Recorded data

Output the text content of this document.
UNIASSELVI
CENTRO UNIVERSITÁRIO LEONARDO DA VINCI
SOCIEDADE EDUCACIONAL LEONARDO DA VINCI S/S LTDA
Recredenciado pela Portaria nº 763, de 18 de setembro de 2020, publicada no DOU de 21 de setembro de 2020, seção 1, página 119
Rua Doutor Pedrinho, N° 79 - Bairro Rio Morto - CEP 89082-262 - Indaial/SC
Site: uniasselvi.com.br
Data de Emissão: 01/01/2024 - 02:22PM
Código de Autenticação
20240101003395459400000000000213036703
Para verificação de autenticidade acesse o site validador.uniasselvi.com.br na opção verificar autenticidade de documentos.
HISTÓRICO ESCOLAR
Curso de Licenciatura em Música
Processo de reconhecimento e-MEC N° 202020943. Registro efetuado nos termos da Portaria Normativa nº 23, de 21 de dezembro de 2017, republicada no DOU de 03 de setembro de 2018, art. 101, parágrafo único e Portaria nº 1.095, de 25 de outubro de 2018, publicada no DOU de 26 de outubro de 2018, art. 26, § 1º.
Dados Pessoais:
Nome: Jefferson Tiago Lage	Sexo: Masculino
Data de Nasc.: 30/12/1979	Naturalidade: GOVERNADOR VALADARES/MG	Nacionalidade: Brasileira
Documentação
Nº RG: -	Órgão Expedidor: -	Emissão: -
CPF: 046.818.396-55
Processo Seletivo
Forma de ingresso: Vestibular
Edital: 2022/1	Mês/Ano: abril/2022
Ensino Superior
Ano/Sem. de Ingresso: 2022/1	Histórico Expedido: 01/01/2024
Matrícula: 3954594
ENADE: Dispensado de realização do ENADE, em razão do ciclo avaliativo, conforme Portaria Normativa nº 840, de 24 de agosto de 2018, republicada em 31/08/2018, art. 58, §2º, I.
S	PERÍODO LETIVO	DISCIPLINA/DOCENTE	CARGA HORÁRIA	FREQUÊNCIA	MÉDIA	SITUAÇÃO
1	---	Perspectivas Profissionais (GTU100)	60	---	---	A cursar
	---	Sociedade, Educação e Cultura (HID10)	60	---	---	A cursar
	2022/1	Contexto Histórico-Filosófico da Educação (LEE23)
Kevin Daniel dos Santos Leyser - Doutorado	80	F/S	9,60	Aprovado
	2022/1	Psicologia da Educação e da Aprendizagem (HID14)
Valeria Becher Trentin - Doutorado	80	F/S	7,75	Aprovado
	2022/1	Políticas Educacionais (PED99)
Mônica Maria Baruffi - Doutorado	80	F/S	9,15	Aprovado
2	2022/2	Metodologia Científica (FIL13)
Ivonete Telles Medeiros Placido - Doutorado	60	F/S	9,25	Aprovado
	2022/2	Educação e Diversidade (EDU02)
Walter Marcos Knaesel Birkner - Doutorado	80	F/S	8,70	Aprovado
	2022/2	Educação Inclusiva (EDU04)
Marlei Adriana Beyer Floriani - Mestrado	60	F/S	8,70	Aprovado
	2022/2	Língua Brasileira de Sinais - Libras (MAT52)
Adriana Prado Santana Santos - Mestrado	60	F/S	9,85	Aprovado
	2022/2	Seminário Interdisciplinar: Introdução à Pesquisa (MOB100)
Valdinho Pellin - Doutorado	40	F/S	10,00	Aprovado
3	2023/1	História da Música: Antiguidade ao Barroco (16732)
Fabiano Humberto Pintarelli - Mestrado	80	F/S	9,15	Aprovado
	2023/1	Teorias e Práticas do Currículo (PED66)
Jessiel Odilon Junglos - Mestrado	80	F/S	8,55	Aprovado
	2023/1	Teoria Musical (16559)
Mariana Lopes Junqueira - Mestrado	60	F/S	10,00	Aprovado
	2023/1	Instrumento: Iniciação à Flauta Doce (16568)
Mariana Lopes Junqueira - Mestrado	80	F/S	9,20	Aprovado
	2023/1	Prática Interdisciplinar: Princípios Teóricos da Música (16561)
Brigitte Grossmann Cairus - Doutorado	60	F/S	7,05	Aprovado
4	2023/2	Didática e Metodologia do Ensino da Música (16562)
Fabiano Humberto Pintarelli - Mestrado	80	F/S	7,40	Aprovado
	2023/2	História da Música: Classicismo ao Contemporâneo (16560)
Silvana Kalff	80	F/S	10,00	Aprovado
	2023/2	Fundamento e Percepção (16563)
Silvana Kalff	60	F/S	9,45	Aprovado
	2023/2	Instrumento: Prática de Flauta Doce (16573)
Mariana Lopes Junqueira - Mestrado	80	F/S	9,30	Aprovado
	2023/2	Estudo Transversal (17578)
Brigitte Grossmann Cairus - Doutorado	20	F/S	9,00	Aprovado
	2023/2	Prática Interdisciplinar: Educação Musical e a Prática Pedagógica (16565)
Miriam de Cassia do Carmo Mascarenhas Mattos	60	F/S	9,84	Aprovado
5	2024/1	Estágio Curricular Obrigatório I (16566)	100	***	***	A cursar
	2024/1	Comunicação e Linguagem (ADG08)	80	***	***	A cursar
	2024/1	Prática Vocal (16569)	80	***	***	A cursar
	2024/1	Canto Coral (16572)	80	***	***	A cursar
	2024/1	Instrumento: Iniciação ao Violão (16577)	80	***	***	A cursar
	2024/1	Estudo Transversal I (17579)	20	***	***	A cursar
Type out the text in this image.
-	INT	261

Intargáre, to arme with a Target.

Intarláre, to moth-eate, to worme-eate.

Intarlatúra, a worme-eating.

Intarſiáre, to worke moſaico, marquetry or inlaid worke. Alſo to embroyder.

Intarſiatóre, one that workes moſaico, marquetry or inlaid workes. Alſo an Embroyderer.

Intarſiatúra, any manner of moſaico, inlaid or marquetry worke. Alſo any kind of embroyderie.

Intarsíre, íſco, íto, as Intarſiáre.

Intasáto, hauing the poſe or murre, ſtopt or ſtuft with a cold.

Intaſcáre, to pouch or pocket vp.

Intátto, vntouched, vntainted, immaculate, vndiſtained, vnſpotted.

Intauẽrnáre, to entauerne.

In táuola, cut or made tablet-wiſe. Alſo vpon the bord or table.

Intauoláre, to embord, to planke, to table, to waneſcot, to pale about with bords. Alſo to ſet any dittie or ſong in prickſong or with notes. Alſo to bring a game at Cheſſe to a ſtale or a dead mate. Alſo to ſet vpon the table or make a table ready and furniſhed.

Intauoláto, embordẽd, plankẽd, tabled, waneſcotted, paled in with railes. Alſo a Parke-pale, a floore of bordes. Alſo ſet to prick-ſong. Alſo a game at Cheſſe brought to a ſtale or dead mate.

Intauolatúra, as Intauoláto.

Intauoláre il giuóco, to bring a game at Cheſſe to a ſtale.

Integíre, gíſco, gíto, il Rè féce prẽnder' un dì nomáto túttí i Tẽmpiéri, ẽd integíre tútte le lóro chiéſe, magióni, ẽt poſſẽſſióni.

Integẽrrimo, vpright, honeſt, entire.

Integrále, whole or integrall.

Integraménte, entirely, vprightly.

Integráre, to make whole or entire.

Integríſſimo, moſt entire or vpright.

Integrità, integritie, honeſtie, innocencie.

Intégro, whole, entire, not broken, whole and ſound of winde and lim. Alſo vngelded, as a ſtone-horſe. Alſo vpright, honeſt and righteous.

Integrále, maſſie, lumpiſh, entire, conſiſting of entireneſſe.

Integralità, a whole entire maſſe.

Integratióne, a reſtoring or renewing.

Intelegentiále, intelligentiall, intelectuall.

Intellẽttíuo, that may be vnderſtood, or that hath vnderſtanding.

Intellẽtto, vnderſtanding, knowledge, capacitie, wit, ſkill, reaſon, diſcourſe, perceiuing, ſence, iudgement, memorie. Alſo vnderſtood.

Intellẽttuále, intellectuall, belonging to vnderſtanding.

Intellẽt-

• _Given request_
Show the lines of the records that contain the word "worme".

• _Final result_
Intarláre, to moth-eate, to worme-eate.
Intarlatúra, a worme-eating.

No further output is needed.